◆ **Exercise requirements**
Restate the entire listing word for word.

◆ **The data**
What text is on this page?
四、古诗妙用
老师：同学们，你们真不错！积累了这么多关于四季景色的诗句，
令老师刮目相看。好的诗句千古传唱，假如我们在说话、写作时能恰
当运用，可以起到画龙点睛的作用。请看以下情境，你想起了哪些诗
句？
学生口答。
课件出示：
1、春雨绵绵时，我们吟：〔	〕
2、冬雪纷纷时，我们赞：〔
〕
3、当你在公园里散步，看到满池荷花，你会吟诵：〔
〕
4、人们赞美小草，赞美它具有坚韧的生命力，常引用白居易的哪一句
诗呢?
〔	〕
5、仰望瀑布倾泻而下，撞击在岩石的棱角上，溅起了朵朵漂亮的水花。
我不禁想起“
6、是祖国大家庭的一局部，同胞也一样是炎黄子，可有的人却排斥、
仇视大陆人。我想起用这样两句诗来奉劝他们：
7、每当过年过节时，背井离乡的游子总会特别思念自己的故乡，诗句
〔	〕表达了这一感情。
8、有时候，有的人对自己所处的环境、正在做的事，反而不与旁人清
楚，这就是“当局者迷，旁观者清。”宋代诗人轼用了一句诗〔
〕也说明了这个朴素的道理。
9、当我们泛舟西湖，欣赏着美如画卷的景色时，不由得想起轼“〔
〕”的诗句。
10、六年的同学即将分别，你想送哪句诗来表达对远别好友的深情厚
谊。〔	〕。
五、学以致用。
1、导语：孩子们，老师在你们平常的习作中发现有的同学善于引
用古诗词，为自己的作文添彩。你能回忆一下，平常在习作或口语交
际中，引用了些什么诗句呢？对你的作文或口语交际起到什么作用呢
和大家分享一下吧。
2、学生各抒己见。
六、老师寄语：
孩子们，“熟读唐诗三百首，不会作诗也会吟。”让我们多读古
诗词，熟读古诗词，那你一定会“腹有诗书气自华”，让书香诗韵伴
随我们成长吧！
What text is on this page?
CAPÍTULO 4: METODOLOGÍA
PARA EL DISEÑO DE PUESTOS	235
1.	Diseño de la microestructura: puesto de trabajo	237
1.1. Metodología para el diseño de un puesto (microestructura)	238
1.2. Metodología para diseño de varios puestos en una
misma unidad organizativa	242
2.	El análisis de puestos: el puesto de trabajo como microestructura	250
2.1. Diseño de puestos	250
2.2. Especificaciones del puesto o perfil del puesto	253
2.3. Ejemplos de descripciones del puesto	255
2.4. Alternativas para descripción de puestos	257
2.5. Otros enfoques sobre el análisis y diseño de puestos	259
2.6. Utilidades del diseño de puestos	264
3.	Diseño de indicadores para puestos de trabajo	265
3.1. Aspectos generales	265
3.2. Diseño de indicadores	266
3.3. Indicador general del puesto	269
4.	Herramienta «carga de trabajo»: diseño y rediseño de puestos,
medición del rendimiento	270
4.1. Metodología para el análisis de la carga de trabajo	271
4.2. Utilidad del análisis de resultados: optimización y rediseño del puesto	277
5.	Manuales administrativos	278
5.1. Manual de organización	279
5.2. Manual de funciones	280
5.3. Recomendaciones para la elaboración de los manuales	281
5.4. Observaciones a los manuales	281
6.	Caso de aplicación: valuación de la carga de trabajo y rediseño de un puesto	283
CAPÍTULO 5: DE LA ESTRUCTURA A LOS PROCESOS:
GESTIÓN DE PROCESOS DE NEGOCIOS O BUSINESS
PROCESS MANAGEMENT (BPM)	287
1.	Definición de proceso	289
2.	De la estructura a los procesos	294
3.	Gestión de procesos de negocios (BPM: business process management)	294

◆ **Exercise result**
What text is on this page?
四、古诗妙用
老师：同学们，你们真不错！积累了这么多关于四季景色的诗句，
令老师刮目相看。好的诗句千古传唱，假如我们在说话、写作时能恰
当运用，可以起到画龙点睛的作用。请看以下情境，你想起了哪些诗
句？
学生口答。
课件出示：
1、春雨绵绵时，我们吟：〔	〕
2、冬雪纷纷时，我们赞：〔
〕
3、当你在公园里散步，看到满池荷花，你会吟诵：〔
〕
4、人们赞美小草，赞美它具有坚韧的生命力，常引用白居易的哪一句
诗呢?
〔	〕
5、仰望瀑布倾泻而下，撞击在岩石的棱角上，溅起了朵朵漂亮的水花。
我不禁想起“
6、是祖国大家庭的一局部，同胞也一样是炎黄子，可有的人却排斥、
仇视大陆人。我想起用这样两句诗来奉劝他们：
7、每当过年过节时，背井离乡的游子总会特别思念自己的故乡，诗句
〔	〕表达了这一感情。
8、有时候，有的人对自己所处的环境、正在做的事，反而不与旁人清
楚，这就是“当局者迷，旁观者清。”宋代诗人轼用了一句诗〔
〕也说明了这个朴素的道理。
9、当我们泛舟西湖，欣赏着美如画卷的景色时，不由得想起轼“〔
〕”的诗句。
10、六年的同学即将分别，你想送哪句诗来表达对远别好友的深情厚
谊。〔	〕。
五、学以致用。
1、导语：孩子们，老师在你们平常的习作中发现有的同学善于引
用古诗词，为自己的作文添彩。你能回忆一下，平常在习作或口语交
际中，引用了些什么诗句呢？对你的作文或口语交际起到什么作用呢
和大家分享一下吧。
2、学生各抒己见。
六、老师寄语：
孩子们，“熟读唐诗三百首，不会作诗也会吟。”让我们多读古
诗词，熟读古诗词，那你一定会“腹有诗书气自华”，让书香诗韵伴
随我们成长吧！
What text is on this page?
CAPÍTULO 4: METODOLOGÍA
PARA EL DISEÑO DE PUESTOS	235
1.	Diseño de la microestructura: puesto de trabajo	237
1.1. Metodología para el diseño de un puesto (microestructura)	238
1.2. Metodología para diseño de varios puestos en una
misma unidad organizativa	242
2.	El análisis de puestos: el puesto de trabajo como microestructura	250
2.1. Diseño de puestos	250
2.2. Especificaciones del puesto o perfil del puesto	253
2.3. Ejemplos de descripciones del puesto	255
2.4. Alternativas para descripción de puestos	257
2.5. Otros enfoques sobre el análisis y diseño de puestos	259
2.6. Utilidades del diseño de puestos	264
3.	Diseño de indicadores para puestos de trabajo	265
3.1. Aspectos generales	265
3.2. Diseño de indicadores	266
3.3. Indicador general del puesto	269
4.	Herramienta «carga de trabajo»: diseño y rediseño de puestos,
medición del rendimiento	270
4.1. Metodología para el análisis de la carga de trabajo	271
4.2. Utilidad del análisis de resultados: optimización y rediseño del puesto	277
5.	Manuales administrativos	278
5.1. Manual de organización	279
5.2. Manual de funciones	280
5.3. Recomendaciones para la elaboración de los manuales	281
5.4. Observaciones a los manuales	281
6.	Caso de aplicación: valuación de la carga de trabajo y rediseño de un puesto	283
CAPÍTULO 5: DE LA ESTRUCTURA A LOS PROCESOS:
GESTIÓN DE PROCESOS DE NEGOCIOS O BUSINESS
PROCESS MANAGEMENT (BPM)	287
1.	Definición de proceso	289
2.	De la estructura a los procesos	294
3.	Gestión de procesos de negocios (BPM: business process management)	294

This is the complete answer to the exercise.